** Start ENTRIES SHOWN **
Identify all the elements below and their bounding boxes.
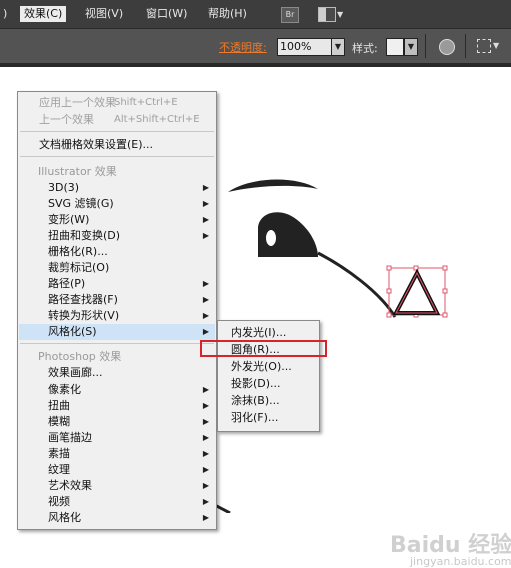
selection-handle <box>442 312 448 318</box>
menu-item-stylize-photoshop[interactable]: 风格化 ▶ <box>19 510 215 526</box>
menu-item-blur[interactable]: 模糊 ▶ <box>19 414 215 430</box>
menu-item-texture[interactable]: 纹理 ▶ <box>19 462 215 478</box>
eyebrow-shape <box>228 179 318 192</box>
submenu-arrow-icon: ▶ <box>202 417 209 426</box>
opacity-input[interactable]: 100% <box>277 38 333 56</box>
menu-item-sketch[interactable]: 素描 ▶ <box>19 446 215 462</box>
menu-item-pixelate[interactable]: 像素化 ▶ <box>19 382 215 398</box>
menu-item-brush-strokes[interactable]: 画笔描边 ▶ <box>19 430 215 446</box>
submenu-arrow-icon: ▶ <box>202 497 209 506</box>
menu-item-warp[interactable]: 变形(W) ▶ <box>19 212 215 228</box>
menu-item-video[interactable]: 视频 ▶ <box>19 494 215 510</box>
menu-help[interactable]: 帮助(H) <box>208 6 247 22</box>
shortcut-text: Alt+Shift+Ctrl+E <box>114 114 200 125</box>
submenu-arrow-icon: ▶ <box>202 215 209 224</box>
submenu-arrow-icon: ▶ <box>202 327 209 336</box>
menu-item-pathfinder[interactable]: 路径查找器(F) ▶ <box>19 292 215 308</box>
submenu-arrow-icon: ▶ <box>202 433 209 442</box>
submenu-arrow-icon: ▶ <box>202 279 209 288</box>
section-header-illustrator: Illustrator 效果 <box>38 165 117 178</box>
menu-item-convert-to-shape[interactable]: 转换为形状(V) ▶ <box>19 308 215 324</box>
menu-item-distort[interactable]: 扭曲 ▶ <box>19 398 215 414</box>
bridge-icon[interactable]: Br <box>281 7 299 23</box>
submenu-arrow-icon: ▶ <box>202 385 209 394</box>
menu-window[interactable]: 窗口(W) <box>146 6 187 22</box>
round-corners-callout <box>200 340 327 357</box>
watermark-url: jingyan.baidu.com <box>410 555 511 568</box>
menu-item-effect-gallery[interactable]: 效果画廊... <box>19 365 215 381</box>
submenu-arrow-icon: ▶ <box>202 311 209 320</box>
menu-item-raster-settings[interactable]: 文档栅格效果设置(E)... <box>19 137 215 153</box>
menu-separator <box>20 156 214 157</box>
transform-icon[interactable] <box>477 39 491 53</box>
menu-bar: ) 效果(C) 视图(V) 窗口(W) 帮助(H) Br ▼ <box>0 0 511 29</box>
menu-item-crop-marks[interactable]: 裁剪标记(O) <box>19 260 215 276</box>
graphic-style-swatch[interactable] <box>386 38 404 56</box>
menu-item-inner-glow[interactable]: 内发光(I)... <box>219 325 318 341</box>
submenu-arrow-icon: ▶ <box>202 465 209 474</box>
section-header-photoshop: Photoshop 效果 <box>38 350 122 363</box>
chevron-down-icon[interactable]: ▼ <box>493 41 499 50</box>
menu-view[interactable]: 视图(V) <box>85 6 123 22</box>
recolor-artwork-icon[interactable] <box>439 39 455 55</box>
artboard-canvas[interactable]: 应用上一个效果 Shift+Ctrl+E 上一个效果 Alt+Shift+Ctr… <box>0 67 511 568</box>
face-curve <box>317 251 397 318</box>
submenu-arrow-icon: ▶ <box>202 183 209 192</box>
opacity-dropdown-button[interactable]: ▼ <box>331 38 345 56</box>
menu-separator <box>20 343 214 344</box>
menu-item-stylize[interactable]: 风格化(S) ▶ <box>19 324 215 340</box>
style-dropdown-button[interactable]: ▼ <box>404 38 418 56</box>
effects-menu: 应用上一个效果 Shift+Ctrl+E 上一个效果 Alt+Shift+Ctr… <box>17 91 217 530</box>
menu-item-path[interactable]: 路径(P) ▶ <box>19 276 215 292</box>
arrange-documents-icon[interactable] <box>318 7 336 22</box>
submenu-arrow-icon: ▶ <box>202 199 209 208</box>
menu-item-drop-shadow[interactable]: 投影(D)... <box>219 376 318 392</box>
control-bar: 不透明度: 100% ▼ 样式: ▼ ▼ <box>0 29 511 63</box>
menu-separator <box>20 131 214 132</box>
submenu-arrow-icon: ▶ <box>202 231 209 240</box>
menu-item-3d[interactable]: 3D(3) ▶ <box>19 180 215 196</box>
menu-item-distort-transform[interactable]: 扭曲和变换(D) ▶ <box>19 228 215 244</box>
submenu-arrow-icon: ▶ <box>202 481 209 490</box>
divider <box>465 34 466 58</box>
menu-item-outer-glow[interactable]: 外发光(O)... <box>219 359 318 375</box>
menu-effects[interactable]: 效果(C) <box>20 6 67 22</box>
menu-item-artistic[interactable]: 艺术效果 ▶ <box>19 478 215 494</box>
divider <box>425 34 426 58</box>
style-label: 样式: <box>352 42 378 55</box>
menu-item-rasterize[interactable]: 栅格化(R)... <box>19 244 215 260</box>
triangle-path-outline <box>395 271 438 314</box>
submenu-arrow-icon: ▶ <box>202 401 209 410</box>
triangle-shape <box>392 268 441 315</box>
selection-handle <box>386 288 392 294</box>
submenu-arrow-icon: ▶ <box>202 449 209 458</box>
menu-item-last-effect[interactable]: 上一个效果 Alt+Shift+Ctrl+E <box>19 112 215 128</box>
selection-handle <box>442 288 448 294</box>
menu-item-svg-filters[interactable]: SVG 滤镜(G) ▶ <box>19 196 215 212</box>
opacity-label[interactable]: 不透明度: <box>219 39 267 55</box>
selection-handle <box>386 265 392 271</box>
submenu-arrow-icon: ▶ <box>202 513 209 522</box>
selection-handle <box>442 265 448 271</box>
stylize-submenu: 内发光(I)... 圆角(R)... 外发光(O)... 投影(D)... 涂抹… <box>217 320 320 432</box>
chevron-down-icon[interactable]: ▼ <box>337 10 343 19</box>
menu-item-feather[interactable]: 羽化(F)... <box>219 410 318 426</box>
selection-handle <box>386 312 392 318</box>
menu-item-apply-last-effect[interactable]: 应用上一个效果 Shift+Ctrl+E <box>19 95 215 111</box>
menu-partial-item[interactable]: ) <box>3 6 7 22</box>
shortcut-text: Shift+Ctrl+E <box>114 97 178 108</box>
submenu-arrow-icon: ▶ <box>202 295 209 304</box>
menu-item-scribble[interactable]: 涂抹(B)... <box>219 393 318 409</box>
eye-highlight <box>266 230 276 246</box>
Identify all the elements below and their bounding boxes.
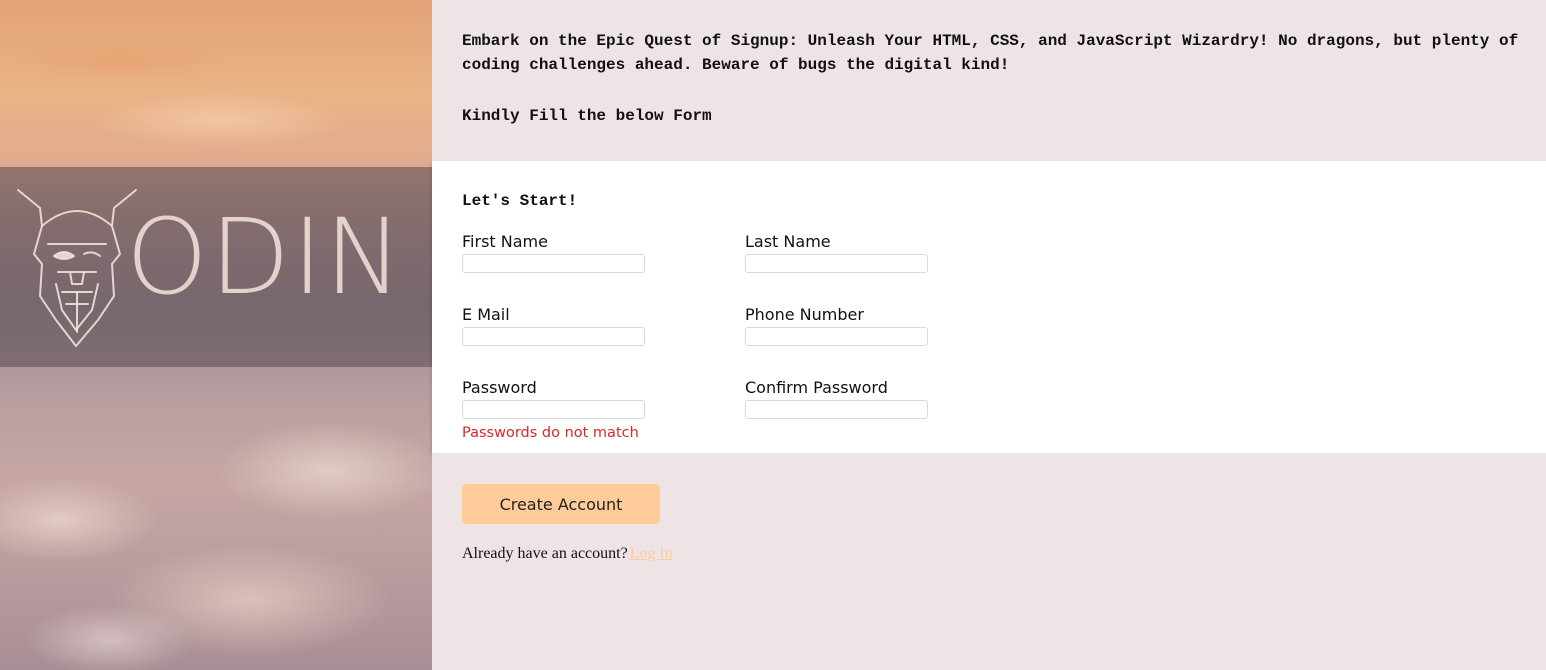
** End ENTRIES SHOWN **
WORK TO BE COMPLETED: Which lines in the data above contain the string "divider"? Gather every one of them, treating uppercase and lowercase as different.

TASK ANSWER:
divider <box>465 34 466 58</box>
divider <box>425 34 426 58</box>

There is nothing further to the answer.